### Data supplied

— START —

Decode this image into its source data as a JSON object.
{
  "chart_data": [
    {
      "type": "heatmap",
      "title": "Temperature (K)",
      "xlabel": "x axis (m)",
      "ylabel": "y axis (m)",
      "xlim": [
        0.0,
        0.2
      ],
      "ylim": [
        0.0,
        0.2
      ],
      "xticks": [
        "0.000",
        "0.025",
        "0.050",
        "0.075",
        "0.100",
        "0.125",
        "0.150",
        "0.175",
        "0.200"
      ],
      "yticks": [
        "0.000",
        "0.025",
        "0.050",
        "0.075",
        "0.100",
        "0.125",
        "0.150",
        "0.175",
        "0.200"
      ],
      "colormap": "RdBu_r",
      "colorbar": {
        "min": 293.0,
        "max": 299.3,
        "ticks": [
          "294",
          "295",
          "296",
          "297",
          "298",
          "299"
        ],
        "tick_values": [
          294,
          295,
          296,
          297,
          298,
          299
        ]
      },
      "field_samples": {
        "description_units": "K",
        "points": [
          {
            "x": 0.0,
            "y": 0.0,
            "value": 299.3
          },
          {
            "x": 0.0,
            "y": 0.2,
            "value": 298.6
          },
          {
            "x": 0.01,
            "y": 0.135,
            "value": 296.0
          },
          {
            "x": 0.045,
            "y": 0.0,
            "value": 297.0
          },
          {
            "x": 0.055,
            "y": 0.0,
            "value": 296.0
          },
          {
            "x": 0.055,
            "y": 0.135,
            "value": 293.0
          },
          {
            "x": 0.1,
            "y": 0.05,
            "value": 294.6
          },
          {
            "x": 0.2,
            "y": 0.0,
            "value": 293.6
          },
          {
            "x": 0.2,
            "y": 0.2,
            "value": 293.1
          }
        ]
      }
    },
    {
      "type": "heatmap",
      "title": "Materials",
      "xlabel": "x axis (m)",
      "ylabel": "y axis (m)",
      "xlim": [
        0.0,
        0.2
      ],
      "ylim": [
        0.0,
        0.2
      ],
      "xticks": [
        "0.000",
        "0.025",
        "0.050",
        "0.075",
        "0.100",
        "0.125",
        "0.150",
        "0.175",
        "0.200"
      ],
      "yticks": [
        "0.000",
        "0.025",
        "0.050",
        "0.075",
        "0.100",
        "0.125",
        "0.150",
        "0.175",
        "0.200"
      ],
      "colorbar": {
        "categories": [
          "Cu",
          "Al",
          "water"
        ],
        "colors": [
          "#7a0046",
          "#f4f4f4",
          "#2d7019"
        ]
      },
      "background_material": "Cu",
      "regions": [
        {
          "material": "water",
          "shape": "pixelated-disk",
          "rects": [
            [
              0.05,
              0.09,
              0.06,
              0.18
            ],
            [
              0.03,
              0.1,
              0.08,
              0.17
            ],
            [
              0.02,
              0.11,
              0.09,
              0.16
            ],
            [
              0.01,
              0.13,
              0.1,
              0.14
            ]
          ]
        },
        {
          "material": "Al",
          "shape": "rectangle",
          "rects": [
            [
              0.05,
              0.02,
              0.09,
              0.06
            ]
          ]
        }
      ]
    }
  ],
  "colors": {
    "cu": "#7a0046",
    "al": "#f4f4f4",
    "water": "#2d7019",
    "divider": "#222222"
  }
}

— END —

### Your task
Copy out all of the records above with nothing altered.

### Output for this task
Decode this image into its source data as a JSON object.
{
  "chart_data": [
    {
      "type": "heatmap",
      "title": "Temperature (K)",
      "xlabel": "x axis (m)",
      "ylabel": "y axis (m)",
      "xlim": [
        0.0,
        0.2
      ],
      "ylim": [
        0.0,
        0.2
      ],
      "xticks": [
        "0.000",
        "0.025",
        "0.050",
        "0.075",
        "0.100",
        "0.125",
        "0.150",
        "0.175",
        "0.200"
      ],
      "yticks": [
        "0.000",
        "0.025",
        "0.050",
        "0.075",
        "0.100",
        "0.125",
        "0.150",
        "0.175",
        "0.200"
      ],
      "colormap": "RdBu_r",
      "colorbar": {
        "min": 293.0,
        "max": 299.3,
        "ticks": [
          "294",
          "295",
          "296",
          "297",
          "298",
          "299"
        ],
        "tick_values": [
          294,
          295,
          296,
          297,
          298,
          299
        ]
      },
      "field_samples": {
        "description_units": "K",
        "points": [
          {
            "x": 0.0,
            "y": 0.0,
            "value": 299.3
          },
          {
            "x": 0.0,
            "y": 0.2,
            "value": 298.6
          },
          {
            "x": 0.01,
            "y": 0.135,
            "value": 296.0
          },
          {
            "x": 0.045,
            "y": 0.0,
            "value": 297.0
          },
          {
            "x": 0.055,
            "y": 0.0,
            "value": 296.0
          },
          {
            "x": 0.055,
            "y": 0.135,
            "value": 293.0
          },
          {
            "x": 0.1,
            "y": 0.05,
            "value": 294.6
          },
          {
            "x": 0.2,
            "y": 0.0,
            "value": 293.6
          },
          {
            "x": 0.2,
            "y": 0.2,
            "value": 293.1
          }
        ]
      }
    },
    {
      "type": "heatmap",
      "title": "Materials",
      "xlabel": "x axis (m)",
      "ylabel": "y axis (m)",
      "xlim": [
        0.0,
        0.2
      ],
      "ylim": [
        0.0,
        0.2
      ],
      "xticks": [
        "0.000",
        "0.025",
        "0.050",
        "0.075",
        "0.100",
        "0.125",
        "0.150",
        "0.175",
        "0.200"
      ],
      "yticks": [
        "0.000",
        "0.025",
        "0.050",
        "0.075",
        "0.100",
        "0.125",
        "0.150",
        "0.175",
        "0.200"
      ],
      "colorbar": {
        "categories": [
          "Cu",
          "Al",
          "water"
        ],
        "colors": [
          "#7a0046",
          "#f4f4f4",
          "#2d7019"
        ]
      },
      "background_material": "Cu",
      "regions": [
        {
          "material": "water",
          "shape": "pixelated-disk",
          "rects": [
            [
              0.05,
              0.09,
              0.06,
              0.18
            ],
            [
              0.03,
              0.1,
              0.08,
              0.17
            ],
            [
              0.02,
              0.11,
              0.09,
              0.16
            ],
            [
              0.01,
              0.13,
              0.1,
              0.14
            ]
          ]
        },
        {
          "material": "Al",
          "shape": "rectangle",
          "rects": [
            [
              0.05,
              0.02,
              0.09,
              0.06
            ]
          ]
        }
      ]
    }
  ],
  "colors": {
    "cu": "#7a0046",
    "al": "#f4f4f4",
    "water": "#2d7019",
    "divider": "#222222"
  }
}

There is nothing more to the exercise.